- **Written task**
Write out the listing below in full and exactly, leaving out every picture.

[Extracted data entries]

==*==

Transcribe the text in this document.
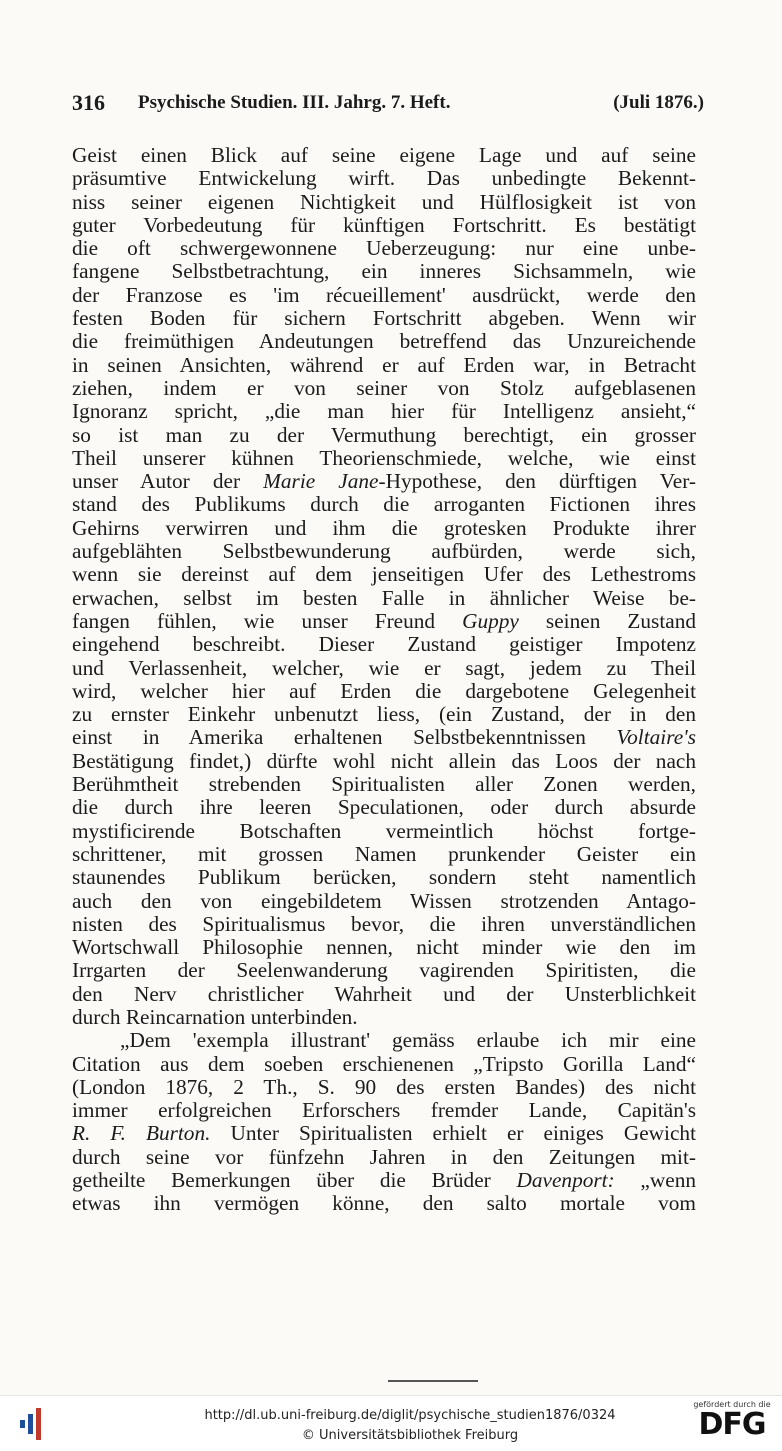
316 Psychische Studien. III. Jahrg. 7. Heft.	(Juli 1876.)
Geist einen Blick auf seine eigene Lage und auf seine
präsumtive Entwickelung wirft. Das unbedingte Bekennt-
niss seiner eigenen Nichtigkeit und Hülflosigkeit ist von
guter Vorbedeutung für künftigen Fortschritt. Es bestätigt
die oft schwergewonnene Ueberzeugung: nur eine unbe-
fangene Selbstbetrachtung, ein inneres Sichsammeln, wie
der Franzose es 'im récueillement' ausdrückt, werde den
festen Boden für sichern Fortschritt abgeben. Wenn wir
die freimüthigen Andeutungen betreffend das Unzureichende
in seinen Ansichten, während er auf Erden war, in Betracht
ziehen, indem er von seiner von Stolz aufgeblasenen
Ignoranz spricht, „die man hier für Intelligenz ansieht,“
so ist man zu der Vermuthung berechtigt, ein grosser
Theil unserer kühnen Theorienschmiede, welche, wie einst
unser Autor der Marie Jane-Hypothese, den dürftigen Ver-
stand des Publikums durch die arroganten Fictionen ihres
Gehirns verwirren und ihm die grotesken Produkte ihrer
aufgeblähten Selbstbewunderung aufbürden, werde sich,
wenn sie dereinst auf dem jenseitigen Ufer des Lethestroms
erwachen, selbst im besten Falle in ähnlicher Weise be-
fangen fühlen, wie unser Freund Guppy seinen Zustand
eingehend beschreibt. Dieser Zustand geistiger Impotenz
und Verlassenheit, welcher, wie er sagt, jedem zu Theil
wird, welcher hier auf Erden die dargebotene Gelegenheit
zu ernster Einkehr unbenutzt liess, (ein Zustand, der in den
einst in Amerika erhaltenen Selbstbekenntnissen Voltaire's
Bestätigung findet,) dürfte wohl nicht allein das Loos der nach
Berühmtheit strebenden Spiritualisten aller Zonen werden,
die durch ihre leeren Speculationen, oder durch absurde
mystificirende Botschaften vermeintlich höchst fortge-
schrittener, mit grossen Namen prunkender Geister ein
staunendes Publikum berücken, sondern steht namentlich
auch den von eingebildetem Wissen strotzenden Antago-
nisten des Spiritualismus bevor, die ihren unverständlichen
Wortschwall Philosophie nennen, nicht minder wie den im
Irrgarten der Seelenwanderung vagirenden Spiritisten, die
den Nerv christlicher Wahrheit und der Unsterblichkeit
durch Reincarnation unterbinden.
„Dem 'exempla illustrant' gemäss erlaube ich mir eine
Citation aus dem soeben erschienenen „Tripsto Gorilla Land“
(London 1876, 2 Th., S. 90 des ersten Bandes) des nicht
immer erfolgreichen Erforschers fremder Lande, Capitän's
R. F. Burton. Unter Spiritualisten erhielt er einiges Gewicht
durch seine vor fünfzehn Jahren in den Zeitungen mit-
getheilte Bemerkungen über die Brüder Davenport: „wenn
etwas ihn vermögen könne, den salto mortale vom
http://dl.ub.uni-freiburg.de/diglit/psychische_studien1876/0324
© Universitätsbibliothek Freiburg
gefördert durch die
DFG
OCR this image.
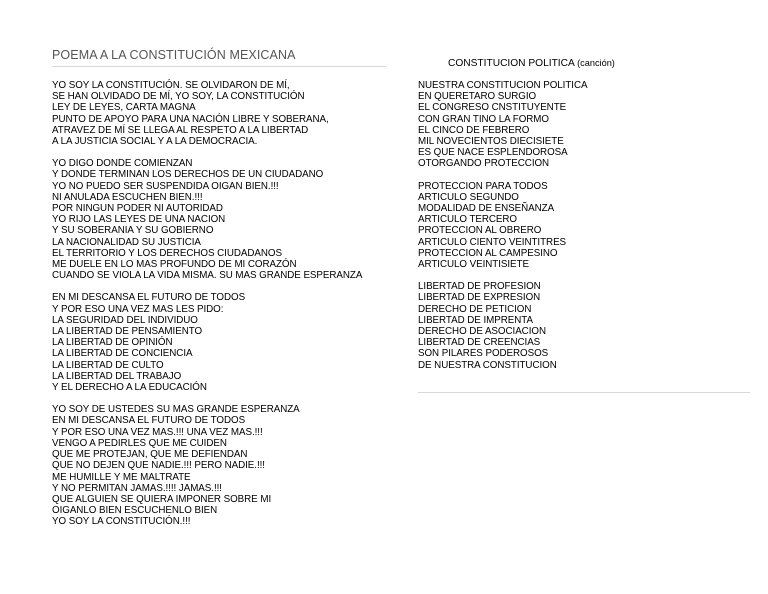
POEMA A LA CONSTITUCIÓN MEXICANA
YO SOY LA CONSTITUCIÓN. SE OLVIDARON DE MÍ,
SE HAN OLVIDADO DE MÍ, YO SOY, LA CONSTITUCIÓN
LEY DE LEYES, CARTA MAGNA
PUNTO DE APOYO PARA UNA NACIÓN LIBRE Y SOBERANA,
ATRAVEZ DE MÍ SE LLEGA AL RESPETO A LA LIBERTAD
A LA JUSTICIA SOCIAL Y A LA DEMOCRACIA.
YO DIGO DONDE COMIENZAN
Y DONDE TERMINAN LOS DERECHOS DE UN CIUDADANO
YO NO PUEDO SER SUSPENDIDA OIGAN BIEN.!!!
NI ANULADA ESCUCHEN BIEN.!!!
POR NINGUN PODER NI AUTORIDAD
YO RIJO LAS LEYES DE UNA NACION
Y SU SOBERANIA Y SU GOBIERNO
LA NACIONALIDAD SU JUSTICIA
EL TERRITORIO Y LOS DERECHOS CIUDADANOS
ME DUELE EN LO MAS PROFUNDO DE MI CORAZÓN
CUANDO SE VIOLA LA VIDA MISMA. SU MAS GRANDE ESPERANZA
EN MI DESCANSA EL FUTURO DE TODOS
Y POR ESO UNA VEZ MAS LES PIDO:
LA SEGURIDAD DEL INDIVIDUO
LA LIBERTAD DE PENSAMIENTO
LA LIBERTAD DE OPINIÓN
LA LIBERTAD DE CONCIENCIA
LA LIBERTAD DE CULTO
LA LIBERTAD DEL TRABAJO
Y EL DERECHO A LA EDUCACIÓN
YO SOY DE USTEDES SU MAS GRANDE ESPERANZA
EN MI DESCANSA EL FUTURO DE TODOS
Y POR ESO UNA VEZ MAS.!!! UNA VEZ MAS.!!!
VENGO A PEDIRLES QUE ME CUIDEN
QUE ME PROTEJAN, QUE ME DEFIENDAN
QUE NO DEJEN QUE NADIE.!!! PERO NADIE.!!!
ME HUMILLE Y ME MALTRATE
Y NO PERMITAN JAMAS.!!!! JAMAS.!!!
QUE ALGUIEN SE QUIERA IMPONER SOBRE MI
OIGANLO BIEN ESCUCHENLO BIEN
YO SOY LA CONSTITUCIÓN.!!!
CONSTITUCION POLITICA (canción)
NUESTRA CONSTITUCION POLITICA
EN QUERETARO SURGIO
EL CONGRESO CNSTITUYENTE
CON GRAN TINO LA FORMO
EL CINCO DE FEBRERO
MIL NOVECIENTOS DIECISIETE
ES QUE NACE ESPLENDOROSA
OTORGANDO PROTECCION
PROTECCION PARA TODOS
ARTICULO SEGUNDO
MODALIDAD DE ENSEÑANZA
ARTICULO TERCERO
PROTECCION AL OBRERO
ARTICULO CIENTO VEINTITRES
PROTECCION AL CAMPESINO
ARTICULO VEINTISIETE
LIBERTAD DE PROFESION
LIBERTAD DE EXPRESION
DERECHO DE PETICION
LIBERTAD DE IMPRENTA
DERECHO DE ASOCIACION
LIBERTAD DE CREENCIAS
SON PILARES PODEROSOS
DE NUESTRA CONSTITUCION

==*==

- **Reply**
Transcribe the text in this document.
316 Psychische Studien. III. Jahrg. 7. Heft.	(Juli 1876.)
Geist einen Blick auf seine eigene Lage und auf seine
präsumtive Entwickelung wirft. Das unbedingte Bekennt-
niss seiner eigenen Nichtigkeit und Hülflosigkeit ist von
guter Vorbedeutung für künftigen Fortschritt. Es bestätigt
die oft schwergewonnene Ueberzeugung: nur eine unbe-
fangene Selbstbetrachtung, ein inneres Sichsammeln, wie
der Franzose es 'im récueillement' ausdrückt, werde den
festen Boden für sichern Fortschritt abgeben. Wenn wir
die freimüthigen Andeutungen betreffend das Unzureichende
in seinen Ansichten, während er auf Erden war, in Betracht
ziehen, indem er von seiner von Stolz aufgeblasenen
Ignoranz spricht, „die man hier für Intelligenz ansieht,“
so ist man zu der Vermuthung berechtigt, ein grosser
Theil unserer kühnen Theorienschmiede, welche, wie einst
unser Autor der Marie Jane-Hypothese, den dürftigen Ver-
stand des Publikums durch die arroganten Fictionen ihres
Gehirns verwirren und ihm die grotesken Produkte ihrer
aufgeblähten Selbstbewunderung aufbürden, werde sich,
wenn sie dereinst auf dem jenseitigen Ufer des Lethestroms
erwachen, selbst im besten Falle in ähnlicher Weise be-
fangen fühlen, wie unser Freund Guppy seinen Zustand
eingehend beschreibt. Dieser Zustand geistiger Impotenz
und Verlassenheit, welcher, wie er sagt, jedem zu Theil
wird, welcher hier auf Erden die dargebotene Gelegenheit
zu ernster Einkehr unbenutzt liess, (ein Zustand, der in den
einst in Amerika erhaltenen Selbstbekenntnissen Voltaire's
Bestätigung findet,) dürfte wohl nicht allein das Loos der nach
Berühmtheit strebenden Spiritualisten aller Zonen werden,
die durch ihre leeren Speculationen, oder durch absurde
mystificirende Botschaften vermeintlich höchst fortge-
schrittener, mit grossen Namen prunkender Geister ein
staunendes Publikum berücken, sondern steht namentlich
auch den von eingebildetem Wissen strotzenden Antago-
nisten des Spiritualismus bevor, die ihren unverständlichen
Wortschwall Philosophie nennen, nicht minder wie den im
Irrgarten der Seelenwanderung vagirenden Spiritisten, die
den Nerv christlicher Wahrheit und der Unsterblichkeit
durch Reincarnation unterbinden.
„Dem 'exempla illustrant' gemäss erlaube ich mir eine
Citation aus dem soeben erschienenen „Tripsto Gorilla Land“
(London 1876, 2 Th., S. 90 des ersten Bandes) des nicht
immer erfolgreichen Erforschers fremder Lande, Capitän's
R. F. Burton. Unter Spiritualisten erhielt er einiges Gewicht
durch seine vor fünfzehn Jahren in den Zeitungen mit-
getheilte Bemerkungen über die Brüder Davenport: „wenn
etwas ihn vermögen könne, den salto mortale vom
http://dl.ub.uni-freiburg.de/diglit/psychische_studien1876/0324
© Universitätsbibliothek Freiburg
gefördert durch die
DFG
OCR this image.
POEMA A LA CONSTITUCIÓN MEXICANA
YO SOY LA CONSTITUCIÓN. SE OLVIDARON DE MÍ,
SE HAN OLVIDADO DE MÍ, YO SOY, LA CONSTITUCIÓN
LEY DE LEYES, CARTA MAGNA
PUNTO DE APOYO PARA UNA NACIÓN LIBRE Y SOBERANA,
ATRAVEZ DE MÍ SE LLEGA AL RESPETO A LA LIBERTAD
A LA JUSTICIA SOCIAL Y A LA DEMOCRACIA.
YO DIGO DONDE COMIENZAN
Y DONDE TERMINAN LOS DERECHOS DE UN CIUDADANO
YO NO PUEDO SER SUSPENDIDA OIGAN BIEN.!!!
NI ANULADA ESCUCHEN BIEN.!!!
POR NINGUN PODER NI AUTORIDAD
YO RIJO LAS LEYES DE UNA NACION
Y SU SOBERANIA Y SU GOBIERNO
LA NACIONALIDAD SU JUSTICIA
EL TERRITORIO Y LOS DERECHOS CIUDADANOS
ME DUELE EN LO MAS PROFUNDO DE MI CORAZÓN
CUANDO SE VIOLA LA VIDA MISMA. SU MAS GRANDE ESPERANZA
EN MI DESCANSA EL FUTURO DE TODOS
Y POR ESO UNA VEZ MAS LES PIDO:
LA SEGURIDAD DEL INDIVIDUO
LA LIBERTAD DE PENSAMIENTO
LA LIBERTAD DE OPINIÓN
LA LIBERTAD DE CONCIENCIA
LA LIBERTAD DE CULTO
LA LIBERTAD DEL TRABAJO
Y EL DERECHO A LA EDUCACIÓN
YO SOY DE USTEDES SU MAS GRANDE ESPERANZA
EN MI DESCANSA EL FUTURO DE TODOS
Y POR ESO UNA VEZ MAS.!!! UNA VEZ MAS.!!!
VENGO A PEDIRLES QUE ME CUIDEN
QUE ME PROTEJAN, QUE ME DEFIENDAN
QUE NO DEJEN QUE NADIE.!!! PERO NADIE.!!!
ME HUMILLE Y ME MALTRATE
Y NO PERMITAN JAMAS.!!!! JAMAS.!!!
QUE ALGUIEN SE QUIERA IMPONER SOBRE MI
OIGANLO BIEN ESCUCHENLO BIEN
YO SOY LA CONSTITUCIÓN.!!!
CONSTITUCION POLITICA (canción)
NUESTRA CONSTITUCION POLITICA
EN QUERETARO SURGIO
EL CONGRESO CNSTITUYENTE
CON GRAN TINO LA FORMO
EL CINCO DE FEBRERO
MIL NOVECIENTOS DIECISIETE
ES QUE NACE ESPLENDOROSA
OTORGANDO PROTECCION
PROTECCION PARA TODOS
ARTICULO SEGUNDO
MODALIDAD DE ENSEÑANZA
ARTICULO TERCERO
PROTECCION AL OBRERO
ARTICULO CIENTO VEINTITRES
PROTECCION AL CAMPESINO
ARTICULO VEINTISIETE
LIBERTAD DE PROFESION
LIBERTAD DE EXPRESION
DERECHO DE PETICION
LIBERTAD DE IMPRENTA
DERECHO DE ASOCIACION
LIBERTAD DE CREENCIAS
SON PILARES PODEROSOS
DE NUESTRA CONSTITUCION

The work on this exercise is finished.